| DATASET ROWS |
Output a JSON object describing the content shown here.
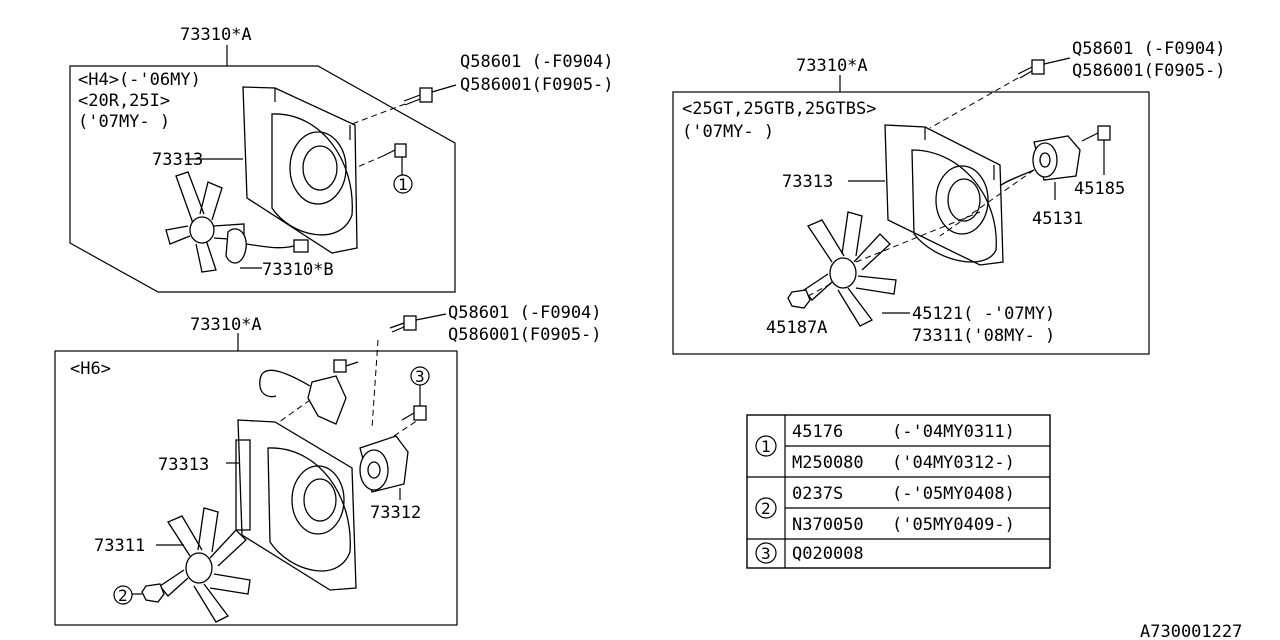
{
  "diagram_code": "A730001227",
  "panel_h4": {
    "assembly": "73310*A",
    "variant_lines": [
      "<H4>(-'06MY)",
      "<20R,25I>",
      "('07MY- )"
    ],
    "bolt_lines": [
      "Q58601  (-F0904)",
      "Q586001(F0905-)"
    ],
    "shroud": "73313",
    "fan_motor": "73310*B",
    "callout_1": "1"
  },
  "panel_25gt": {
    "assembly": "73310*A",
    "variant_lines": [
      "<25GT,25GTB,25GTBS>",
      "('07MY- )"
    ],
    "bolt_lines": [
      "Q58601 (-F0904)",
      "Q586001(F0905-)"
    ],
    "shroud": "73313",
    "screw": "45185",
    "motor": "45131",
    "nut": "45187A",
    "fan_lines": [
      "45121(   -'07MY)",
      "73311('08MY-   )"
    ]
  },
  "panel_h6": {
    "assembly": "73310*A",
    "variant_lines": [
      "<H6>"
    ],
    "bolt_lines": [
      "Q58601  (-F0904)",
      "Q586001(F0905-)"
    ],
    "shroud": "73313",
    "motor": "73312",
    "fan": "73311",
    "callout_2": "2",
    "callout_3": "3"
  },
  "legend": [
    {
      "ref": "1",
      "rows": [
        {
          "part": "45176",
          "range": "(-'04MY0311)"
        },
        {
          "part": "M250080",
          "range": "('04MY0312-)"
        }
      ]
    },
    {
      "ref": "2",
      "rows": [
        {
          "part": "0237S",
          "range": "(-'05MY0408)"
        },
        {
          "part": "N370050",
          "range": "('05MY0409-)"
        }
      ]
    },
    {
      "ref": "3",
      "rows": [
        {
          "part": "Q020008",
          "range": ""
        }
      ]
    }
  ]
}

| BRIEF |
Using the data above, write out every line exactly, leaving the images behind.

| SOLUTION |
Output a JSON object describing the content shown here.
{
  "diagram_code": "A730001227",
  "panel_h4": {
    "assembly": "73310*A",
    "variant_lines": [
      "<H4>(-'06MY)",
      "<20R,25I>",
      "('07MY- )"
    ],
    "bolt_lines": [
      "Q58601  (-F0904)",
      "Q586001(F0905-)"
    ],
    "shroud": "73313",
    "fan_motor": "73310*B",
    "callout_1": "1"
  },
  "panel_25gt": {
    "assembly": "73310*A",
    "variant_lines": [
      "<25GT,25GTB,25GTBS>",
      "('07MY- )"
    ],
    "bolt_lines": [
      "Q58601 (-F0904)",
      "Q586001(F0905-)"
    ],
    "shroud": "73313",
    "screw": "45185",
    "motor": "45131",
    "nut": "45187A",
    "fan_lines": [
      "45121(   -'07MY)",
      "73311('08MY-   )"
    ]
  },
  "panel_h6": {
    "assembly": "73310*A",
    "variant_lines": [
      "<H6>"
    ],
    "bolt_lines": [
      "Q58601  (-F0904)",
      "Q586001(F0905-)"
    ],
    "shroud": "73313",
    "motor": "73312",
    "fan": "73311",
    "callout_2": "2",
    "callout_3": "3"
  },
  "legend": [
    {
      "ref": "1",
      "rows": [
        {
          "part": "45176",
          "range": "(-'04MY0311)"
        },
        {
          "part": "M250080",
          "range": "('04MY0312-)"
        }
      ]
    },
    {
      "ref": "2",
      "rows": [
        {
          "part": "0237S",
          "range": "(-'05MY0408)"
        },
        {
          "part": "N370050",
          "range": "('05MY0409-)"
        }
      ]
    },
    {
      "ref": "3",
      "rows": [
        {
          "part": "Q020008",
          "range": ""
        }
      ]
    }
  ]
}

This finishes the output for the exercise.